Directions: Your task is to reproduce the material exactly.

(Collected data)
* * * *
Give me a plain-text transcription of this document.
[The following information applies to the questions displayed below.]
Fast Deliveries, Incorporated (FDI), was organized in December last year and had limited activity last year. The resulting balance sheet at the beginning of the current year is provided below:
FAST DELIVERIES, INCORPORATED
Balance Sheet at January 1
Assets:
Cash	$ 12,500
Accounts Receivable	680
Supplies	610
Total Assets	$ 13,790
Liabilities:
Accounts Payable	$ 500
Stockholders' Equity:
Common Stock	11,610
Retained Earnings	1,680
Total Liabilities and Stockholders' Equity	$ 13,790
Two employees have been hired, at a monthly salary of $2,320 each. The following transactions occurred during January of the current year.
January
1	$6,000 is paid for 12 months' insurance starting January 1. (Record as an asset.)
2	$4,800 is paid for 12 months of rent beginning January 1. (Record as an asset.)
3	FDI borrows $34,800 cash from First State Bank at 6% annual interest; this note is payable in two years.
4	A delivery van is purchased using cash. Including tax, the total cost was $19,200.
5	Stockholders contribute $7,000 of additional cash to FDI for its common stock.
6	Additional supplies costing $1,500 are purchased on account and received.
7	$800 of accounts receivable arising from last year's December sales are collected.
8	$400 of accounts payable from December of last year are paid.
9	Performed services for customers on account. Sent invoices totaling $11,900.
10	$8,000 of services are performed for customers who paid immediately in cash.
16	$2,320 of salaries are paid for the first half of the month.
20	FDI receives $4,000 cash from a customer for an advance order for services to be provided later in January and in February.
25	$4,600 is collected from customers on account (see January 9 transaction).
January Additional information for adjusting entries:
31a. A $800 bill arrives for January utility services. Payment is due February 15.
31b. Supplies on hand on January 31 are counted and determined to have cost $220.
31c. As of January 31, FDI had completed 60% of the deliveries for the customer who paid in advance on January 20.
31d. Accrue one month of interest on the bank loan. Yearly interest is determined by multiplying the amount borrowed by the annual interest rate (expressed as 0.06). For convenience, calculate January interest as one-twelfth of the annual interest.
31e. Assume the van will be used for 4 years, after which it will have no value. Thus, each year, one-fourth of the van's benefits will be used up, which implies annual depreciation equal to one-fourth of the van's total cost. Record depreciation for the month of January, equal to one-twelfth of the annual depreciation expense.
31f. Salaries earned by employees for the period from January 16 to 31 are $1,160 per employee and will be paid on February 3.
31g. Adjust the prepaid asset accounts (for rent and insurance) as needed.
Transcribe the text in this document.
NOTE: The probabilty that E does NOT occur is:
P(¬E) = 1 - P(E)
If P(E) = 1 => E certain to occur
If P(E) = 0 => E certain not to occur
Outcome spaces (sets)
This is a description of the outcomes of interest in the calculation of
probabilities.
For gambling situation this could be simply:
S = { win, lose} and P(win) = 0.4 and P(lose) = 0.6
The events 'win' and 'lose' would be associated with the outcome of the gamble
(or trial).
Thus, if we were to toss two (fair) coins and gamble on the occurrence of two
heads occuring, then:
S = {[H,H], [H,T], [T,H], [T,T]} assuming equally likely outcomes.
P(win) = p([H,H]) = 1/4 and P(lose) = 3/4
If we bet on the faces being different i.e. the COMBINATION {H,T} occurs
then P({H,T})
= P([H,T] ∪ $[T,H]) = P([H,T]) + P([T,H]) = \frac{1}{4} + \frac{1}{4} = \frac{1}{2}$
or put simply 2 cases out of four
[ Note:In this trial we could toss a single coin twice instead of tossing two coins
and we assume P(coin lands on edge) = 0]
* * * *
Response to the task:
Give me a plain-text transcription of this document.
[The following information applies to the questions displayed below.]
Fast Deliveries, Incorporated (FDI), was organized in December last year and had limited activity last year. The resulting balance sheet at the beginning of the current year is provided below:
FAST DELIVERIES, INCORPORATED
Balance Sheet at January 1
Assets:
Cash	$ 12,500
Accounts Receivable	680
Supplies	610
Total Assets	$ 13,790
Liabilities:
Accounts Payable	$ 500
Stockholders' Equity:
Common Stock	11,610
Retained Earnings	1,680
Total Liabilities and Stockholders' Equity	$ 13,790
Two employees have been hired, at a monthly salary of $2,320 each. The following transactions occurred during January of the current year.
January
1	$6,000 is paid for 12 months' insurance starting January 1. (Record as an asset.)
2	$4,800 is paid for 12 months of rent beginning January 1. (Record as an asset.)
3	FDI borrows $34,800 cash from First State Bank at 6% annual interest; this note is payable in two years.
4	A delivery van is purchased using cash. Including tax, the total cost was $19,200.
5	Stockholders contribute $7,000 of additional cash to FDI for its common stock.
6	Additional supplies costing $1,500 are purchased on account and received.
7	$800 of accounts receivable arising from last year's December sales are collected.
8	$400 of accounts payable from December of last year are paid.
9	Performed services for customers on account. Sent invoices totaling $11,900.
10	$8,000 of services are performed for customers who paid immediately in cash.
16	$2,320 of salaries are paid for the first half of the month.
20	FDI receives $4,000 cash from a customer for an advance order for services to be provided later in January and in February.
25	$4,600 is collected from customers on account (see January 9 transaction).
January Additional information for adjusting entries:
31a. A $800 bill arrives for January utility services. Payment is due February 15.
31b. Supplies on hand on January 31 are counted and determined to have cost $220.
31c. As of January 31, FDI had completed 60% of the deliveries for the customer who paid in advance on January 20.
31d. Accrue one month of interest on the bank loan. Yearly interest is determined by multiplying the amount borrowed by the annual interest rate (expressed as 0.06). For convenience, calculate January interest as one-twelfth of the annual interest.
31e. Assume the van will be used for 4 years, after which it will have no value. Thus, each year, one-fourth of the van's benefits will be used up, which implies annual depreciation equal to one-fourth of the van's total cost. Record depreciation for the month of January, equal to one-twelfth of the annual depreciation expense.
31f. Salaries earned by employees for the period from January 16 to 31 are $1,160 per employee and will be paid on February 3.
31g. Adjust the prepaid asset accounts (for rent and insurance) as needed.
Transcribe the text in this document.
NOTE: The probabilty that E does NOT occur is:
P(¬E) = 1 - P(E)
If P(E) = 1 => E certain to occur
If P(E) = 0 => E certain not to occur
Outcome spaces (sets)
This is a description of the outcomes of interest in the calculation of
probabilities.
For gambling situation this could be simply:
S = { win, lose} and P(win) = 0.4 and P(lose) = 0.6
The events 'win' and 'lose' would be associated with the outcome of the gamble
(or trial).
Thus, if we were to toss two (fair) coins and gamble on the occurrence of two
heads occuring, then:
S = {[H,H], [H,T], [T,H], [T,T]} assuming equally likely outcomes.
P(win) = p([H,H]) = 1/4 and P(lose) = 3/4
If we bet on the faces being different i.e. the COMBINATION {H,T} occurs
then P({H,T})
= P([H,T] ∪ $[T,H]) = P([H,T]) + P([T,H]) = \frac{1}{4} + \frac{1}{4} = \frac{1}{2}$
or put simply 2 cases out of four
[ Note:In this trial we could toss a single coin twice instead of tossing two coins
and we assume P(coin lands on edge) = 0]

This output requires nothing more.